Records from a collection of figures

⁂

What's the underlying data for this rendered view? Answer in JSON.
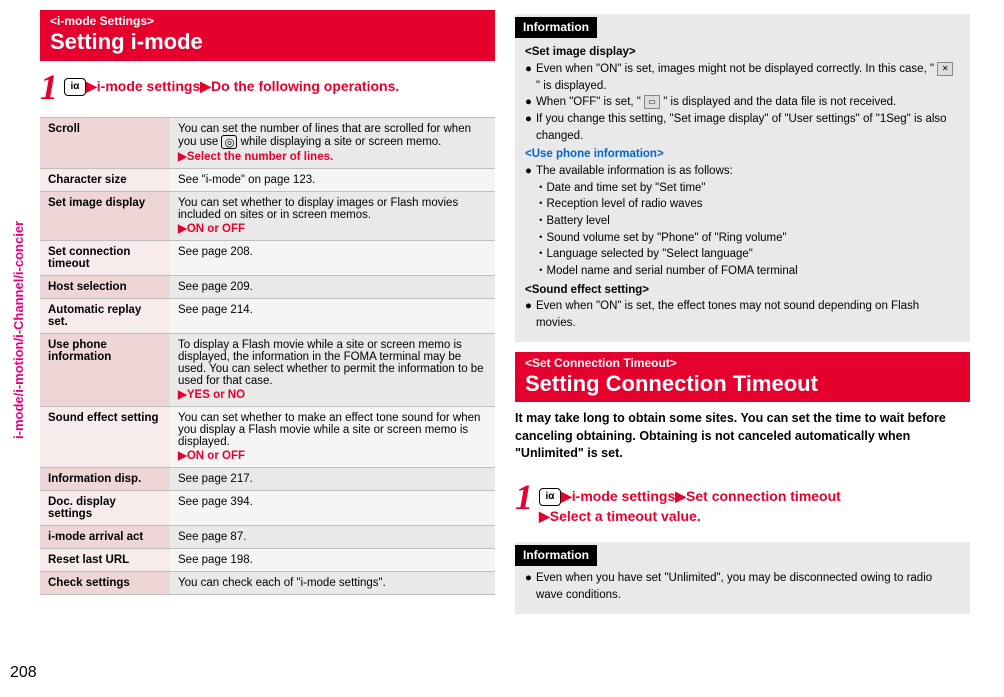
{
  "sideTab": "i-mode/i-motion/i-Channel/i-concier",
  "pageNumber": "208",
  "left": {
    "header": {
      "tag": "<i-mode Settings>",
      "title": "Setting i-mode"
    },
    "step": {
      "pre": "▶i-mode settings▶Do the following operations."
    },
    "rows": [
      {
        "k": "Scroll",
        "v1": "You can set the number of lines that are scrolled for when you use ",
        "v2": " while displaying a site or screen memo.",
        "action": "▶Select the number of lines."
      },
      {
        "k": "Character size",
        "v": "See \"i-mode\" on page 123."
      },
      {
        "k": "Set image display",
        "v": "You can set whether to display images or Flash movies included on sites or in screen memos.",
        "action": "▶ON or OFF"
      },
      {
        "k": "Set connection timeout",
        "v": "See page 208."
      },
      {
        "k": "Host selection",
        "v": "See page 209."
      },
      {
        "k": "Automatic replay set.",
        "v": "See page 214."
      },
      {
        "k": "Use phone information",
        "v": "To display a Flash movie while a site or screen memo is displayed, the information in the FOMA terminal may be used. You can select whether to permit the information to be used for that case.",
        "action": "▶YES or NO"
      },
      {
        "k": "Sound effect setting",
        "v": "You can set whether to make an effect tone sound for when you display a Flash movie while a site or screen memo is displayed.",
        "action": "▶ON or OFF"
      },
      {
        "k": "Information disp.",
        "v": "See page 217."
      },
      {
        "k": "Doc. display settings",
        "v": "See page 394."
      },
      {
        "k": "i-mode arrival act",
        "v": "See page 87."
      },
      {
        "k": "Reset last URL",
        "v": "See page 198."
      },
      {
        "k": "Check settings",
        "v": "You can check each of \"i-mode settings\"."
      }
    ]
  },
  "right": {
    "infoLabel": "Information",
    "block1": {
      "h1": "<Set image display>",
      "b1a": "Even when \"ON\" is set, images might not be displayed correctly. In this case, \" ",
      "b1b": " \" is displayed.",
      "b2a": "When \"OFF\" is set, \" ",
      "b2b": " \" is displayed and the data file is not received.",
      "b3": "If you change this setting, \"Set image display\" of \"User settings\" of \"1Seg\" is also changed.",
      "h2": "<Use phone information>",
      "b4": "The available information is as follows:",
      "s1": "Date and time set by \"Set time\"",
      "s2": "Reception level of radio waves",
      "s3": "Battery level",
      "s4": "Sound volume set by \"Phone\" of \"Ring volume\"",
      "s5": "Language selected by \"Select language\"",
      "s6": "Model name and serial number of FOMA terminal",
      "h3": "<Sound effect setting>",
      "b5": "Even when \"ON\" is set, the effect tones may not sound depending on Flash movies."
    },
    "header2": {
      "tag": "<Set Connection Timeout>",
      "title": "Setting Connection Timeout"
    },
    "intro": "It may take long to obtain some sites. You can set the time to wait before canceling obtaining. Obtaining is not canceled automatically when \"Unlimited\" is set.",
    "step2": {
      "line1": "▶i-mode settings▶Set connection timeout",
      "line2": "▶Select a timeout value."
    },
    "block2": {
      "b1": "Even when you have set \"Unlimited\", you may be disconnected owing to radio wave conditions."
    }
  }
}
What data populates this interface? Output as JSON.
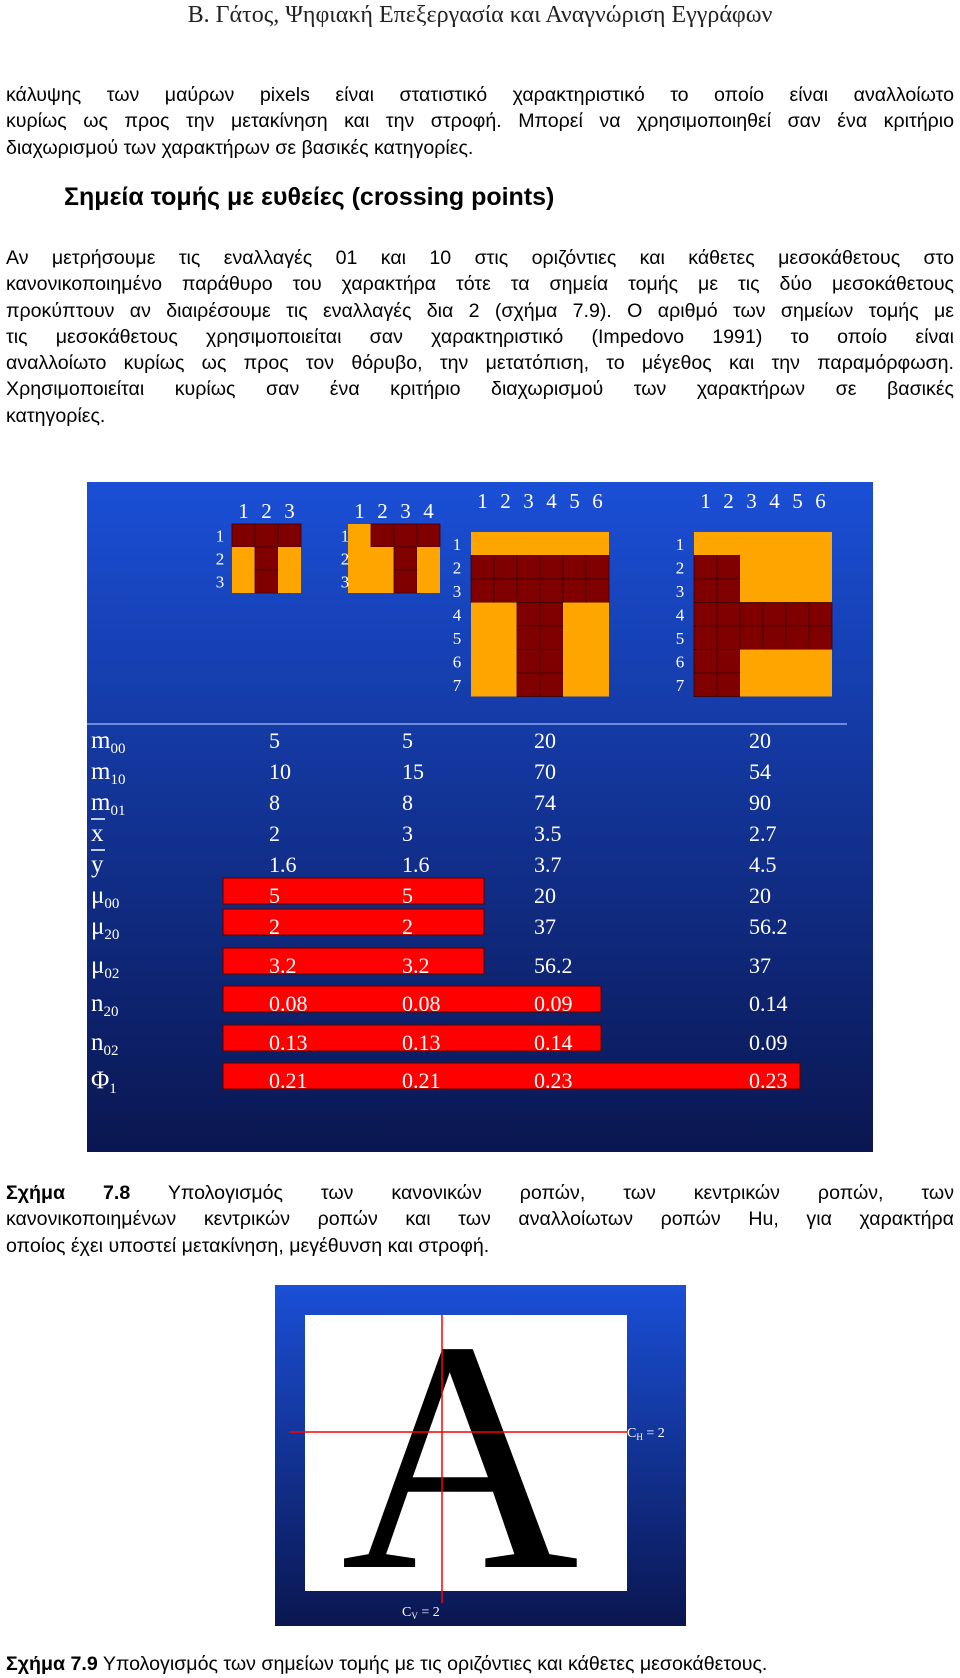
{
  "header": {
    "title": "Β. Γάτος, Ψηφιακή Επεξεργασία και Αναγνώριση Εγγράφων"
  },
  "paragraphs": {
    "intro_lines": [
      "κάλυψης των μαύρων pixels είναι στατιστικό χαρακτηριστικό το οποίο είναι αναλλοίωτο",
      "κυρίως ως προς την μετακίνηση και την στροφή. Μπορεί να χρησιμοποιηθεί σαν ένα κριτήριο",
      "διαχωρισμού των χαρακτήρων σε βασικές κατηγορίες."
    ],
    "section_heading": "Σημεία τομής με ευθείες (crossing points)",
    "crossing_lines": [
      "Αν μετρήσουμε τις εναλλαγές 01 και 10 στις οριζόντιες και κάθετες μεσοκάθετους στο",
      "κανονικοποιημένο παράθυρο του χαρακτήρα τότε τα σημεία τομής με τις δύο μεσοκάθετους",
      "προκύπτουν αν διαιρέσουμε τις εναλλαγές δια 2 (σχήμα 7.9). Ο αριθμό των σημείων τομής με",
      "τις μεσοκάθετους χρησιμοποιείται σαν χαρακτηριστικό (Impedovo 1991) το οποίο είναι",
      "αναλλοίωτο κυρίως ως προς τον θόρυβο, την μετατόπιση, το μέγεθος και την παραμόρφωση.",
      "Χρησιμοποιείται κυρίως σαν ένα κριτήριο διαχωρισμού των χαρακτήρων σε βασικές",
      "κατηγορίες."
    ]
  },
  "figure_7_8": {
    "colors": {
      "background_top": "#1a4fd6",
      "background_bottom": "#0a1650",
      "fill": "#ffa500",
      "ink": "#800000",
      "highlight": "#ff0000",
      "text": "#ffffff"
    },
    "grids": [
      {
        "col_labels": [
          "1",
          "2",
          "3"
        ],
        "row_labels": [
          "1",
          "2",
          "3"
        ],
        "cells": [
          "111",
          "010",
          "010"
        ]
      },
      {
        "col_labels": [
          "1",
          "2",
          "3",
          "4"
        ],
        "row_labels": [
          "1",
          "2",
          "3"
        ],
        "cells": [
          "0111",
          "0010",
          "0010"
        ]
      },
      {
        "col_labels": [
          "1",
          "2",
          "3",
          "4",
          "5",
          "6"
        ],
        "row_labels": [
          "1",
          "2",
          "3",
          "4",
          "5",
          "6",
          "7"
        ],
        "cells": [
          "000000",
          "111111",
          "111111",
          "001100",
          "001100",
          "001100",
          "001100"
        ]
      },
      {
        "col_labels": [
          "1",
          "2",
          "3",
          "4",
          "5",
          "6"
        ],
        "row_labels": [
          "1",
          "2",
          "3",
          "4",
          "5",
          "6",
          "7"
        ],
        "cells": [
          "000000",
          "110000",
          "110000",
          "111111",
          "111111",
          "110000",
          "110000"
        ]
      }
    ],
    "table": {
      "rows": [
        {
          "sym": "m",
          "sub": "00",
          "bar": false,
          "values": [
            "5",
            "5",
            "20",
            "20"
          ],
          "highlight": 0
        },
        {
          "sym": "m",
          "sub": "10",
          "bar": false,
          "values": [
            "10",
            "15",
            "70",
            "54"
          ],
          "highlight": 0
        },
        {
          "sym": "m",
          "sub": "01",
          "bar": false,
          "values": [
            "8",
            "8",
            "74",
            "90"
          ],
          "highlight": 0
        },
        {
          "sym": "x",
          "sub": "",
          "bar": true,
          "values": [
            "2",
            "3",
            "3.5",
            "2.7"
          ],
          "highlight": 0
        },
        {
          "sym": "y",
          "sub": "",
          "bar": true,
          "values": [
            "1.6",
            "1.6",
            "3.7",
            "4.5"
          ],
          "highlight": 0
        },
        {
          "sym": "μ",
          "sub": "00",
          "bar": false,
          "values": [
            "5",
            "5",
            "20",
            "20"
          ],
          "highlight": 2
        },
        {
          "sym": "μ",
          "sub": "20",
          "bar": false,
          "values": [
            "2",
            "2",
            "37",
            "56.2"
          ],
          "highlight": 2
        },
        {
          "sym": "μ",
          "sub": "02",
          "bar": false,
          "values": [
            "3.2",
            "3.2",
            "56.2",
            "37"
          ],
          "highlight": 2
        },
        {
          "sym": "n",
          "sub": "20",
          "bar": false,
          "values": [
            "0.08",
            "0.08",
            "0.09",
            "0.14"
          ],
          "highlight": 3
        },
        {
          "sym": "n",
          "sub": "02",
          "bar": false,
          "values": [
            "0.13",
            "0.13",
            "0.14",
            "0.09"
          ],
          "highlight": 3
        },
        {
          "sym": "Φ",
          "sub": "1",
          "bar": false,
          "values": [
            "0.21",
            "0.21",
            "0.23",
            "0.23"
          ],
          "highlight": 4
        }
      ]
    },
    "caption_label": "Σχήμα 7.8",
    "caption_lines": [
      "Υπολογισμός των κανονικών ροπών, των κεντρικών ροπών, των",
      "κανονικοποιημένων κεντρικών ροπών και των αναλλοίωτων ροπών Hu, για χαρακτήρα",
      "οποίος έχει υποστεί μετακίνηση, μεγέθυνση και στροφή."
    ]
  },
  "figure_7_9": {
    "colors": {
      "background_top": "#1a4fd6",
      "background_bottom": "#0a1650",
      "panel": "#ffffff",
      "glyph": "#000000",
      "line": "#ff0000",
      "text": "#ffffff"
    },
    "glyph": "A",
    "ch_label": {
      "main": "C",
      "sub": "H",
      "rest": " = 2"
    },
    "cv_label": {
      "main": "C",
      "sub": "V",
      "rest": " = 2"
    },
    "caption_label": "Σχήμα 7.9",
    "caption_text": "Υπολογισμός των σημείων τομής με τις οριζόντιες και κάθετες μεσοκάθετους."
  }
}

⁂

> **WHAT IS REQUIRED**: Which lines hold the word "κυρίως"? Copy every one of them.

> **ANSWER FOR THE TASK**:
      "κυρίως ως προς την μετακίνηση και την στροφή. Μπορεί να χρησιμοποιηθεί σαν ένα κριτήριο",
      "αναλλοίωτο κυρίως ως προς τον θόρυβο, την μετατόπιση, το μέγεθος και την παραμόρφωση.",
      "Χρησιμοποιείται κυρίως σαν ένα κριτήριο διαχωρισμού των χαρακτήρων σε βασικές",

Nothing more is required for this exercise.